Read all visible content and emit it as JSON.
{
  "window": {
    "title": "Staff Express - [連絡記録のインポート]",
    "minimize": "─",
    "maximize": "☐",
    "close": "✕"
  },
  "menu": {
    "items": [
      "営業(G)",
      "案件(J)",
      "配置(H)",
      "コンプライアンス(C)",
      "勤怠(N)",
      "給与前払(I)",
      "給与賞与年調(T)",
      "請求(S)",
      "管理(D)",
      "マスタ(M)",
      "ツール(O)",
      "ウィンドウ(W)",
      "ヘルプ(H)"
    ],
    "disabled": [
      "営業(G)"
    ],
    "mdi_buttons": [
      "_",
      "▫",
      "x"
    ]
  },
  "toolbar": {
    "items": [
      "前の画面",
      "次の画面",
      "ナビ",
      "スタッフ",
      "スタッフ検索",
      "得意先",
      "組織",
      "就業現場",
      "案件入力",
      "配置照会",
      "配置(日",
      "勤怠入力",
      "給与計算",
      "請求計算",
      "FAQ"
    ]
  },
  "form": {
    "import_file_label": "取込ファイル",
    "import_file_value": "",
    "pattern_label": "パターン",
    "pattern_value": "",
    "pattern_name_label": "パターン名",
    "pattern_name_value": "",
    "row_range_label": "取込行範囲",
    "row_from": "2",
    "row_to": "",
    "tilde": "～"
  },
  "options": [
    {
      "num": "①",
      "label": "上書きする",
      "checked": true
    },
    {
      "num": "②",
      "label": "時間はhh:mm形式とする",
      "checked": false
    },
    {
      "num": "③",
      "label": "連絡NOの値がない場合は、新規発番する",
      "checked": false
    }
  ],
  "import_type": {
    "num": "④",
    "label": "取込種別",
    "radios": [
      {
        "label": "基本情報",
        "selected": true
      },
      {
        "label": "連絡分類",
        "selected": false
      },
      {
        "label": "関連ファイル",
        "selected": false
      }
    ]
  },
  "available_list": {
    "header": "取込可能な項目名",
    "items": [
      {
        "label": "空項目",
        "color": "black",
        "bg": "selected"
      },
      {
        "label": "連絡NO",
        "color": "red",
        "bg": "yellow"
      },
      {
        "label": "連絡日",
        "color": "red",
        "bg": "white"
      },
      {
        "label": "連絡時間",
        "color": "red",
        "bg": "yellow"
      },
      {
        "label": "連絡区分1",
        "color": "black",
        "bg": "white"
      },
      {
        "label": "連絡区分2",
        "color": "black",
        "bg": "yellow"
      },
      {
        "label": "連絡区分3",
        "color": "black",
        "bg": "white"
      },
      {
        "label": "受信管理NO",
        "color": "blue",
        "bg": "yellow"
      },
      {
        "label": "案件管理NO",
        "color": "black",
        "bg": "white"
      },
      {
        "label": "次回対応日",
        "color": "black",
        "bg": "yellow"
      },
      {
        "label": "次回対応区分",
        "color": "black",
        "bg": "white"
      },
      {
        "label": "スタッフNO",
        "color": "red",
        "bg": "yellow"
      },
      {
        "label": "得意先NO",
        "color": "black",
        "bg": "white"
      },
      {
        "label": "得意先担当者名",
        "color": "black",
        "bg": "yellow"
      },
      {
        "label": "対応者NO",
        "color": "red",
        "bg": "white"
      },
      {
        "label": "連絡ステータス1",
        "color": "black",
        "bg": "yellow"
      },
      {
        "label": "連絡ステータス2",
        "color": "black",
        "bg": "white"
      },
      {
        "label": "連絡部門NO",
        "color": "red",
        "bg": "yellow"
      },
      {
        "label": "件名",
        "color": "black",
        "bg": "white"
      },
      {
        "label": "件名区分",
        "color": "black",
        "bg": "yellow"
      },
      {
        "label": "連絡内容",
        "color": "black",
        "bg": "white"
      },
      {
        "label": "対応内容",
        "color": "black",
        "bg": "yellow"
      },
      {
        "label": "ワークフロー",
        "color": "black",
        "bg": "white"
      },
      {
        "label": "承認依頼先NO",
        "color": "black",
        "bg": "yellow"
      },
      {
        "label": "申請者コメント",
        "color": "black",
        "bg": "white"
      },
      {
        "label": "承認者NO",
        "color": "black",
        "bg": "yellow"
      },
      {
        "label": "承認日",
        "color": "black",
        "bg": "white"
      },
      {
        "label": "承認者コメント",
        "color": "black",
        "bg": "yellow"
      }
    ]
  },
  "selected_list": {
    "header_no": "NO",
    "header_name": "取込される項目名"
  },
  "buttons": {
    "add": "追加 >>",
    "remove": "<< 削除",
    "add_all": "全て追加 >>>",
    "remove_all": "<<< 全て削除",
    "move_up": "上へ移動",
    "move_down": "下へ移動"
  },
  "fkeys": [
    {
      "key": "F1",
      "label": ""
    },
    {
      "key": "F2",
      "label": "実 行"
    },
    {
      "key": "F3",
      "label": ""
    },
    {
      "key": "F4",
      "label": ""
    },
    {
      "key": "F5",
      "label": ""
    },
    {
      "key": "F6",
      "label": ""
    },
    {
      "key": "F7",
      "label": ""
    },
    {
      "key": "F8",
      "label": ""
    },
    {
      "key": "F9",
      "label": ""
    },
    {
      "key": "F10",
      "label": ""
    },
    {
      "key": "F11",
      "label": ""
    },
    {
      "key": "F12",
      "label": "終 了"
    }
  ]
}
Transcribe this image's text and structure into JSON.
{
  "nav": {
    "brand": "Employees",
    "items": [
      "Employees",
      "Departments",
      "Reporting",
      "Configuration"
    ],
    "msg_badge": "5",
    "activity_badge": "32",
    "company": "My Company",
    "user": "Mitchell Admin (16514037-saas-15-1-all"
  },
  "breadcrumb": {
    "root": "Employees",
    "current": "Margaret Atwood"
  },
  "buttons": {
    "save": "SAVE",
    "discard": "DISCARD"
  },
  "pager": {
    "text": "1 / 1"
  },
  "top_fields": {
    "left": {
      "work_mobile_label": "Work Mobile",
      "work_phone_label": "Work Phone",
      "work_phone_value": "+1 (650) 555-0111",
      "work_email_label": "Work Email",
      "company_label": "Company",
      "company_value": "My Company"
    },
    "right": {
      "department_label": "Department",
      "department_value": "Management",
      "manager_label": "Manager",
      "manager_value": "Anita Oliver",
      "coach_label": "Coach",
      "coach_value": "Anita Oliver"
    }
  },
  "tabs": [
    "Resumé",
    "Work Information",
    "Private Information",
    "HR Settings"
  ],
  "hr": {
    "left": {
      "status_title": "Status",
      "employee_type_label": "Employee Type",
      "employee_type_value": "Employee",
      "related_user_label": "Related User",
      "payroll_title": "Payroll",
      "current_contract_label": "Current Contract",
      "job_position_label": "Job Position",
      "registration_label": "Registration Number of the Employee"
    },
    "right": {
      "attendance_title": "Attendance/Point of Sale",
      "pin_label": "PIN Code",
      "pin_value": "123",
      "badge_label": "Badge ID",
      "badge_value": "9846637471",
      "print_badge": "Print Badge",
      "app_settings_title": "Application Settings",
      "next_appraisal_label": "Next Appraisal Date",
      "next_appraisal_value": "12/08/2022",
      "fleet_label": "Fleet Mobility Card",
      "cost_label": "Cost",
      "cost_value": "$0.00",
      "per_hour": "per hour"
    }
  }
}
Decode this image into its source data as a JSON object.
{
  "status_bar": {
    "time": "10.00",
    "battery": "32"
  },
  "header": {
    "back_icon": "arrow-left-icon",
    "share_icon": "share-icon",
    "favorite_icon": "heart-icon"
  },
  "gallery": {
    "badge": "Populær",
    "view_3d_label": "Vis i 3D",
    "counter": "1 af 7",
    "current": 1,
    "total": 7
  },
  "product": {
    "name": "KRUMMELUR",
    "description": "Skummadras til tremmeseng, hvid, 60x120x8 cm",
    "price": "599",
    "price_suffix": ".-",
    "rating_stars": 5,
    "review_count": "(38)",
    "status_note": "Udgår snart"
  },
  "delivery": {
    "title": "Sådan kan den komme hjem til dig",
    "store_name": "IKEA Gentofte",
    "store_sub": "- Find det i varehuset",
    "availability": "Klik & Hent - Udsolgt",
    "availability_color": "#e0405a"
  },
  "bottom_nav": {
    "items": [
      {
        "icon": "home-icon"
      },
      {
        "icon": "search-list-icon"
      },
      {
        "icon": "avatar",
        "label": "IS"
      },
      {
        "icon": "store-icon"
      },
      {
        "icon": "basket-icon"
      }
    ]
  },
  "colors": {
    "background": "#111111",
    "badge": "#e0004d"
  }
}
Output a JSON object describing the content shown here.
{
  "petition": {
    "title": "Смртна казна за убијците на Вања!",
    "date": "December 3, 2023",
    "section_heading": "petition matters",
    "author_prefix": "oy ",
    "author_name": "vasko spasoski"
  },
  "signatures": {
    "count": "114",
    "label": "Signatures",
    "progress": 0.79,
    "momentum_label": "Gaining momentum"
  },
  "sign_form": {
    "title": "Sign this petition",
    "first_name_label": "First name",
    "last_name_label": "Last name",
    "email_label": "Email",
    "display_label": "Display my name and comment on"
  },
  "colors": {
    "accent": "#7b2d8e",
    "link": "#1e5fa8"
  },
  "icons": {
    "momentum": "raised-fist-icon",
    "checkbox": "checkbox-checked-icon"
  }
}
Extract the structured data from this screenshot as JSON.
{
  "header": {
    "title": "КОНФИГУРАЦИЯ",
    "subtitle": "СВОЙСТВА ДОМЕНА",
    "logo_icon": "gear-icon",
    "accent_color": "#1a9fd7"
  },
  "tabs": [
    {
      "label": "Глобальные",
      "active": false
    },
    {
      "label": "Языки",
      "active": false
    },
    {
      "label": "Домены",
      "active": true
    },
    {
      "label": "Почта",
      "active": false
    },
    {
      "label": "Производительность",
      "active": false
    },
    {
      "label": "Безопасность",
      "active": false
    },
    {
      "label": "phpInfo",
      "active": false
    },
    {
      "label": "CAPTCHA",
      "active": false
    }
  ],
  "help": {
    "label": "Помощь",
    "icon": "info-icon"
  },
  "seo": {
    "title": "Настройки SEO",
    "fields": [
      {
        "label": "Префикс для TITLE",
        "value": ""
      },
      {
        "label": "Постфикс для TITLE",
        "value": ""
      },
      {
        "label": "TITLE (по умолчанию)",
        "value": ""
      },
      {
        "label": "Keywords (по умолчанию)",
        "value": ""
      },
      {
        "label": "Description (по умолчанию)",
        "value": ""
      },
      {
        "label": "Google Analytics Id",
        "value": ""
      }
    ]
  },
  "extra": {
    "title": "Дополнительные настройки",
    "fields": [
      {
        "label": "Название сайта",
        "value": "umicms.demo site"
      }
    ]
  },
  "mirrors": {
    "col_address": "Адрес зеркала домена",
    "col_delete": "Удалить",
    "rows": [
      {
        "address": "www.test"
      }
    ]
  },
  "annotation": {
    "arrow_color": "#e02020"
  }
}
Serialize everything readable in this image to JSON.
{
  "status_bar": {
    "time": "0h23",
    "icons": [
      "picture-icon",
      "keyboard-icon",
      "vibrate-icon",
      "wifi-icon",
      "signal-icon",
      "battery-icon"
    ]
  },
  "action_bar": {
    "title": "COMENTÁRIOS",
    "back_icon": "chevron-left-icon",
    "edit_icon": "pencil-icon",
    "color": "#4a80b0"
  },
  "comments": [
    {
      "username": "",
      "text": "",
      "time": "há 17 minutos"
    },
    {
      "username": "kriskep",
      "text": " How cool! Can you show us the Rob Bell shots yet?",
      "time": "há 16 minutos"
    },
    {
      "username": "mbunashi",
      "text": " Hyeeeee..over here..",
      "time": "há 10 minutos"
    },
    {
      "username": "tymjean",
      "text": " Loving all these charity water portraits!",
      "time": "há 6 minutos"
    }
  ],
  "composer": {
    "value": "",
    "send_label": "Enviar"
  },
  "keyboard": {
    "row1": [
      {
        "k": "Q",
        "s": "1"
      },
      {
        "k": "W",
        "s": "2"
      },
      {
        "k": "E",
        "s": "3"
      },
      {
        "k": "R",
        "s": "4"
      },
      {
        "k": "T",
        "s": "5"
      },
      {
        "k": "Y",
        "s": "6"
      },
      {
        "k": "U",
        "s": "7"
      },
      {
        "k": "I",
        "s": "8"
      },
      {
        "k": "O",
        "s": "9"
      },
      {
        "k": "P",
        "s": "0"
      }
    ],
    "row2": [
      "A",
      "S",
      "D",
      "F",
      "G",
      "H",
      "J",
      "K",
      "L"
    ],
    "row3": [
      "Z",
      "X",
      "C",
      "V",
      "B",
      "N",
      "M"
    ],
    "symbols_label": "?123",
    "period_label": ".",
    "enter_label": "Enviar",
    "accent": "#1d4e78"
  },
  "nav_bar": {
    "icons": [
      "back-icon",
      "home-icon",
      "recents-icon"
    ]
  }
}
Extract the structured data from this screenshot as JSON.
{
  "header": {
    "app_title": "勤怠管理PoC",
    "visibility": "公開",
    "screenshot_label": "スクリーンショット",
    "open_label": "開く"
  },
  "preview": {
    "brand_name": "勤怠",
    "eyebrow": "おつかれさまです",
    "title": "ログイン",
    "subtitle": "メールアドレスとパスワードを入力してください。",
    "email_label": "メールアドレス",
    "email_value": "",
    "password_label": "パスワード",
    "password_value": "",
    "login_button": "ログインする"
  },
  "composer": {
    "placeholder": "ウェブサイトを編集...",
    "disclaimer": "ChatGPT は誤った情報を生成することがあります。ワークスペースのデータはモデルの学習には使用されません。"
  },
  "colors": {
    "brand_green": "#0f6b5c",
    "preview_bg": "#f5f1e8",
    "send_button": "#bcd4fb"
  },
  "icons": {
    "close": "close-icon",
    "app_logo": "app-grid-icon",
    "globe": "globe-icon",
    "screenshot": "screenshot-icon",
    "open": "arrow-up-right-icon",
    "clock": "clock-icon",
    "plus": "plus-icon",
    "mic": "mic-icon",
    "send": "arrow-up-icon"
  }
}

+---+

**AIM OF THE EXERCISE**
Copy out each line of the data containing the string "subtitle".

**SOLUTION TO THIS TASK**
    "subtitle": "СВОЙСТВА ДОМЕНА",
    "subtitle": "メールアドレスとパスワードを入力してください。",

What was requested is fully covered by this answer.